DATA FOR PROCESSING:
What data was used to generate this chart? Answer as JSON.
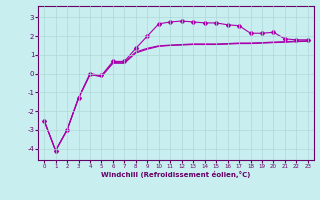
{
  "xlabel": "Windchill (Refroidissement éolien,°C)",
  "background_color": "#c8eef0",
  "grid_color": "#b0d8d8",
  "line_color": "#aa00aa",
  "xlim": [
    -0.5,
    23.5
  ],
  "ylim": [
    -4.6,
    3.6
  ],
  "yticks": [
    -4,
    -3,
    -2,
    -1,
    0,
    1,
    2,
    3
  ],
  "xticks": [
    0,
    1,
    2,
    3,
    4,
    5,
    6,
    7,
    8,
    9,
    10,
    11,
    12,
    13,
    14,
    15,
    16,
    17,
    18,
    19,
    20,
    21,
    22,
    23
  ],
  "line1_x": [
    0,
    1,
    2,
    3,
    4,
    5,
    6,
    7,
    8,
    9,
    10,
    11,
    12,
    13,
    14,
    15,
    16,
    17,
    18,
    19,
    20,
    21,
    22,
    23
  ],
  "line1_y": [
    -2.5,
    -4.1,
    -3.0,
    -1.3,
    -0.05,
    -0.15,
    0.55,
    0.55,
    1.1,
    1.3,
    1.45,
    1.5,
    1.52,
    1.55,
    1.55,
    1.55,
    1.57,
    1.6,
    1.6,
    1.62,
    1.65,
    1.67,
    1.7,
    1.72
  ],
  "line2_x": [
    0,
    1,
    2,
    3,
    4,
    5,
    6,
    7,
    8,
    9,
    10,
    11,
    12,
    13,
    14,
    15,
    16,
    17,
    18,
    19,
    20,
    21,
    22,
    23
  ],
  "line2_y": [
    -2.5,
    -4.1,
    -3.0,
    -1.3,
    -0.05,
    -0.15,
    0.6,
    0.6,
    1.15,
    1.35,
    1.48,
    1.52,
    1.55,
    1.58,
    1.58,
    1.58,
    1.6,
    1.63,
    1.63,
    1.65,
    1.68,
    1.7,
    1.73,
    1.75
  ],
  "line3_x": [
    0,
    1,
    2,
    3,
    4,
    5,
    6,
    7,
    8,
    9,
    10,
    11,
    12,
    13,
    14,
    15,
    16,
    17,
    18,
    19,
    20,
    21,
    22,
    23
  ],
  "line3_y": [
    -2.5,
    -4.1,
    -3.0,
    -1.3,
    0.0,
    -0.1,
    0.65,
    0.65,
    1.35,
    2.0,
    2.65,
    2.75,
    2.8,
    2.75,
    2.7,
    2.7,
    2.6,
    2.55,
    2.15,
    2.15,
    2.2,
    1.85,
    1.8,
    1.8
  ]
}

GIVEN PROBLEM: Copy the material above exactly and drop the pictures.

RESULT:
What data was used to generate this chart? Answer as JSON.
{
  "xlabel": "Windchill (Refroidissement éolien,°C)",
  "background_color": "#c8eef0",
  "grid_color": "#b0d8d8",
  "line_color": "#aa00aa",
  "xlim": [
    -0.5,
    23.5
  ],
  "ylim": [
    -4.6,
    3.6
  ],
  "yticks": [
    -4,
    -3,
    -2,
    -1,
    0,
    1,
    2,
    3
  ],
  "xticks": [
    0,
    1,
    2,
    3,
    4,
    5,
    6,
    7,
    8,
    9,
    10,
    11,
    12,
    13,
    14,
    15,
    16,
    17,
    18,
    19,
    20,
    21,
    22,
    23
  ],
  "line1_x": [
    0,
    1,
    2,
    3,
    4,
    5,
    6,
    7,
    8,
    9,
    10,
    11,
    12,
    13,
    14,
    15,
    16,
    17,
    18,
    19,
    20,
    21,
    22,
    23
  ],
  "line1_y": [
    -2.5,
    -4.1,
    -3.0,
    -1.3,
    -0.05,
    -0.15,
    0.55,
    0.55,
    1.1,
    1.3,
    1.45,
    1.5,
    1.52,
    1.55,
    1.55,
    1.55,
    1.57,
    1.6,
    1.6,
    1.62,
    1.65,
    1.67,
    1.7,
    1.72
  ],
  "line2_x": [
    0,
    1,
    2,
    3,
    4,
    5,
    6,
    7,
    8,
    9,
    10,
    11,
    12,
    13,
    14,
    15,
    16,
    17,
    18,
    19,
    20,
    21,
    22,
    23
  ],
  "line2_y": [
    -2.5,
    -4.1,
    -3.0,
    -1.3,
    -0.05,
    -0.15,
    0.6,
    0.6,
    1.15,
    1.35,
    1.48,
    1.52,
    1.55,
    1.58,
    1.58,
    1.58,
    1.6,
    1.63,
    1.63,
    1.65,
    1.68,
    1.7,
    1.73,
    1.75
  ],
  "line3_x": [
    0,
    1,
    2,
    3,
    4,
    5,
    6,
    7,
    8,
    9,
    10,
    11,
    12,
    13,
    14,
    15,
    16,
    17,
    18,
    19,
    20,
    21,
    22,
    23
  ],
  "line3_y": [
    -2.5,
    -4.1,
    -3.0,
    -1.3,
    0.0,
    -0.1,
    0.65,
    0.65,
    1.35,
    2.0,
    2.65,
    2.75,
    2.8,
    2.75,
    2.7,
    2.7,
    2.6,
    2.55,
    2.15,
    2.15,
    2.2,
    1.85,
    1.8,
    1.8
  ]
}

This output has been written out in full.